--- Prompt ---
Write out, precisely and in full, each line of the material.

[Figure record listings]
◇ ◇ ◇

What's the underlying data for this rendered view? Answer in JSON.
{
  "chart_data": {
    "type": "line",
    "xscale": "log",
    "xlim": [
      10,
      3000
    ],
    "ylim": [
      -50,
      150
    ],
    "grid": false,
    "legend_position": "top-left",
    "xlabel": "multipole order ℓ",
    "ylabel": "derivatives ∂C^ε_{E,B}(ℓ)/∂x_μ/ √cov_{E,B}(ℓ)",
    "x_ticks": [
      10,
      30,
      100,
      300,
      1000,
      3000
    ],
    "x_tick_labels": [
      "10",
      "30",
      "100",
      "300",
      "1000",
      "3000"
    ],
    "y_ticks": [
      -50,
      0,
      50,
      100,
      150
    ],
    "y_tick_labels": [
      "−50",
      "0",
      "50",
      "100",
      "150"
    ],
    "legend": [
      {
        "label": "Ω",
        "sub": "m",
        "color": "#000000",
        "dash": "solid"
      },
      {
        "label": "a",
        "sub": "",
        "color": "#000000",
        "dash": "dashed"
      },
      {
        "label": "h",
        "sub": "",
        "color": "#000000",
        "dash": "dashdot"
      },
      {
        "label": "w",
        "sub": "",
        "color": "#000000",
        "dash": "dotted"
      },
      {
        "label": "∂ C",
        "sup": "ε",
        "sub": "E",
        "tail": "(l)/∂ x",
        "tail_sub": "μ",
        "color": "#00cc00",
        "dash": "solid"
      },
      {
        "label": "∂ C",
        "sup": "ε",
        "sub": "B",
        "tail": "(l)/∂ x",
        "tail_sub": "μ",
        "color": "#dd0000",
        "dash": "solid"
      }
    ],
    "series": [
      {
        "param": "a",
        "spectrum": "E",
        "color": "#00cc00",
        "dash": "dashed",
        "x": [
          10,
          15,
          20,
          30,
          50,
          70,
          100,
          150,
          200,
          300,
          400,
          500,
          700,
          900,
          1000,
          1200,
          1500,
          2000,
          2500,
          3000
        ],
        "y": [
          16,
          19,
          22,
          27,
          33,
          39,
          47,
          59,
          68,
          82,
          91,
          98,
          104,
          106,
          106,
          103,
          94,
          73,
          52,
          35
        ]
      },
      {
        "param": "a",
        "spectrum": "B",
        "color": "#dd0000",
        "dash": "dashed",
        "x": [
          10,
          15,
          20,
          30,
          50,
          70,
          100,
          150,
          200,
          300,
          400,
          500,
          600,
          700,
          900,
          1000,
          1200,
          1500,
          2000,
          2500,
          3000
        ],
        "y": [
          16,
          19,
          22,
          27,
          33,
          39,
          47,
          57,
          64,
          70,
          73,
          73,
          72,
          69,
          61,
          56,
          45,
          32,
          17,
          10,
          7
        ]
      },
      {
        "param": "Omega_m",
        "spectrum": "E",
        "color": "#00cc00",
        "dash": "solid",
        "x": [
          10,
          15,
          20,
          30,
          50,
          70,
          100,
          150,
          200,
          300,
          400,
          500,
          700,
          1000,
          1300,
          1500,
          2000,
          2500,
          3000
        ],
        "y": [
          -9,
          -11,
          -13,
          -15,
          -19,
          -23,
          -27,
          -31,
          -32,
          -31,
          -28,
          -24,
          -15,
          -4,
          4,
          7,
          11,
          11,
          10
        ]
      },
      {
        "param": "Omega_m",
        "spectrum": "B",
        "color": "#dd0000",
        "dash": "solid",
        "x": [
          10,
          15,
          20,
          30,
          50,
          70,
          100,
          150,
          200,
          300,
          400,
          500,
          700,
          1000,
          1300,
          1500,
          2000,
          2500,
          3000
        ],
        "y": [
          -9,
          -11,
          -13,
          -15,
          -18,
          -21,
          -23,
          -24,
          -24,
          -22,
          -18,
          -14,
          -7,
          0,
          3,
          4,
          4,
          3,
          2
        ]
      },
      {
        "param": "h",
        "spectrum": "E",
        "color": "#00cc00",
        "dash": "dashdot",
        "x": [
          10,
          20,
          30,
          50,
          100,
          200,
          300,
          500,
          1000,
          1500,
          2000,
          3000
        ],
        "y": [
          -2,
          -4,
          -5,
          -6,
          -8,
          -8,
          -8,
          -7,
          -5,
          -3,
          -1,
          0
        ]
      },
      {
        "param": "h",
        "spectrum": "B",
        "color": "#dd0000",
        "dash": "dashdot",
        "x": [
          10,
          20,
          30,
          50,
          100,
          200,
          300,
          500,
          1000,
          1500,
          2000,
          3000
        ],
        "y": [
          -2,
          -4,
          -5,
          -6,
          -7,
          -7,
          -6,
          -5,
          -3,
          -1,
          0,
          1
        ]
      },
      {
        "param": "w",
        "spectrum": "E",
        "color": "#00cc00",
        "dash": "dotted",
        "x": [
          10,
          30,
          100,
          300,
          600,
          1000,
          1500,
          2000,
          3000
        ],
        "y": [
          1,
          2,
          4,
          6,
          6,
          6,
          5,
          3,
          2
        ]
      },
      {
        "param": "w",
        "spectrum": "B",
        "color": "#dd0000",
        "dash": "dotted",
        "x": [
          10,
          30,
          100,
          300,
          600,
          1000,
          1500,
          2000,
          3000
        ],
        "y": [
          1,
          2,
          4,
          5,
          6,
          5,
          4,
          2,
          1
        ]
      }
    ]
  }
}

◇ ◇ ◇

--- Final answer ---
What's the underlying data for this rendered view? Answer in JSON.
{
  "chart_data": {
    "type": "line",
    "xscale": "log",
    "xlim": [
      10,
      3000
    ],
    "ylim": [
      -50,
      150
    ],
    "grid": false,
    "legend_position": "top-left",
    "xlabel": "multipole order ℓ",
    "ylabel": "derivatives ∂C^ε_{E,B}(ℓ)/∂x_μ/ √cov_{E,B}(ℓ)",
    "x_ticks": [
      10,
      30,
      100,
      300,
      1000,
      3000
    ],
    "x_tick_labels": [
      "10",
      "30",
      "100",
      "300",
      "1000",
      "3000"
    ],
    "y_ticks": [
      -50,
      0,
      50,
      100,
      150
    ],
    "y_tick_labels": [
      "−50",
      "0",
      "50",
      "100",
      "150"
    ],
    "legend": [
      {
        "label": "Ω",
        "sub": "m",
        "color": "#000000",
        "dash": "solid"
      },
      {
        "label": "a",
        "sub": "",
        "color": "#000000",
        "dash": "dashed"
      },
      {
        "label": "h",
        "sub": "",
        "color": "#000000",
        "dash": "dashdot"
      },
      {
        "label": "w",
        "sub": "",
        "color": "#000000",
        "dash": "dotted"
      },
      {
        "label": "∂ C",
        "sup": "ε",
        "sub": "E",
        "tail": "(l)/∂ x",
        "tail_sub": "μ",
        "color": "#00cc00",
        "dash": "solid"
      },
      {
        "label": "∂ C",
        "sup": "ε",
        "sub": "B",
        "tail": "(l)/∂ x",
        "tail_sub": "μ",
        "color": "#dd0000",
        "dash": "solid"
      }
    ],
    "series": [
      {
        "param": "a",
        "spectrum": "E",
        "color": "#00cc00",
        "dash": "dashed",
        "x": [
          10,
          15,
          20,
          30,
          50,
          70,
          100,
          150,
          200,
          300,
          400,
          500,
          700,
          900,
          1000,
          1200,
          1500,
          2000,
          2500,
          3000
        ],
        "y": [
          16,
          19,
          22,
          27,
          33,
          39,
          47,
          59,
          68,
          82,
          91,
          98,
          104,
          106,
          106,
          103,
          94,
          73,
          52,
          35
        ]
      },
      {
        "param": "a",
        "spectrum": "B",
        "color": "#dd0000",
        "dash": "dashed",
        "x": [
          10,
          15,
          20,
          30,
          50,
          70,
          100,
          150,
          200,
          300,
          400,
          500,
          600,
          700,
          900,
          1000,
          1200,
          1500,
          2000,
          2500,
          3000
        ],
        "y": [
          16,
          19,
          22,
          27,
          33,
          39,
          47,
          57,
          64,
          70,
          73,
          73,
          72,
          69,
          61,
          56,
          45,
          32,
          17,
          10,
          7
        ]
      },
      {
        "param": "Omega_m",
        "spectrum": "E",
        "color": "#00cc00",
        "dash": "solid",
        "x": [
          10,
          15,
          20,
          30,
          50,
          70,
          100,
          150,
          200,
          300,
          400,
          500,
          700,
          1000,
          1300,
          1500,
          2000,
          2500,
          3000
        ],
        "y": [
          -9,
          -11,
          -13,
          -15,
          -19,
          -23,
          -27,
          -31,
          -32,
          -31,
          -28,
          -24,
          -15,
          -4,
          4,
          7,
          11,
          11,
          10
        ]
      },
      {
        "param": "Omega_m",
        "spectrum": "B",
        "color": "#dd0000",
        "dash": "solid",
        "x": [
          10,
          15,
          20,
          30,
          50,
          70,
          100,
          150,
          200,
          300,
          400,
          500,
          700,
          1000,
          1300,
          1500,
          2000,
          2500,
          3000
        ],
        "y": [
          -9,
          -11,
          -13,
          -15,
          -18,
          -21,
          -23,
          -24,
          -24,
          -22,
          -18,
          -14,
          -7,
          0,
          3,
          4,
          4,
          3,
          2
        ]
      },
      {
        "param": "h",
        "spectrum": "E",
        "color": "#00cc00",
        "dash": "dashdot",
        "x": [
          10,
          20,
          30,
          50,
          100,
          200,
          300,
          500,
          1000,
          1500,
          2000,
          3000
        ],
        "y": [
          -2,
          -4,
          -5,
          -6,
          -8,
          -8,
          -8,
          -7,
          -5,
          -3,
          -1,
          0
        ]
      },
      {
        "param": "h",
        "spectrum": "B",
        "color": "#dd0000",
        "dash": "dashdot",
        "x": [
          10,
          20,
          30,
          50,
          100,
          200,
          300,
          500,
          1000,
          1500,
          2000,
          3000
        ],
        "y": [
          -2,
          -4,
          -5,
          -6,
          -7,
          -7,
          -6,
          -5,
          -3,
          -1,
          0,
          1
        ]
      },
      {
        "param": "w",
        "spectrum": "E",
        "color": "#00cc00",
        "dash": "dotted",
        "x": [
          10,
          30,
          100,
          300,
          600,
          1000,
          1500,
          2000,
          3000
        ],
        "y": [
          1,
          2,
          4,
          6,
          6,
          6,
          5,
          3,
          2
        ]
      },
      {
        "param": "w",
        "spectrum": "B",
        "color": "#dd0000",
        "dash": "dotted",
        "x": [
          10,
          30,
          100,
          300,
          600,
          1000,
          1500,
          2000,
          3000
        ],
        "y": [
          1,
          2,
          4,
          5,
          6,
          5,
          4,
          2,
          1
        ]
      }
    ]
  }
}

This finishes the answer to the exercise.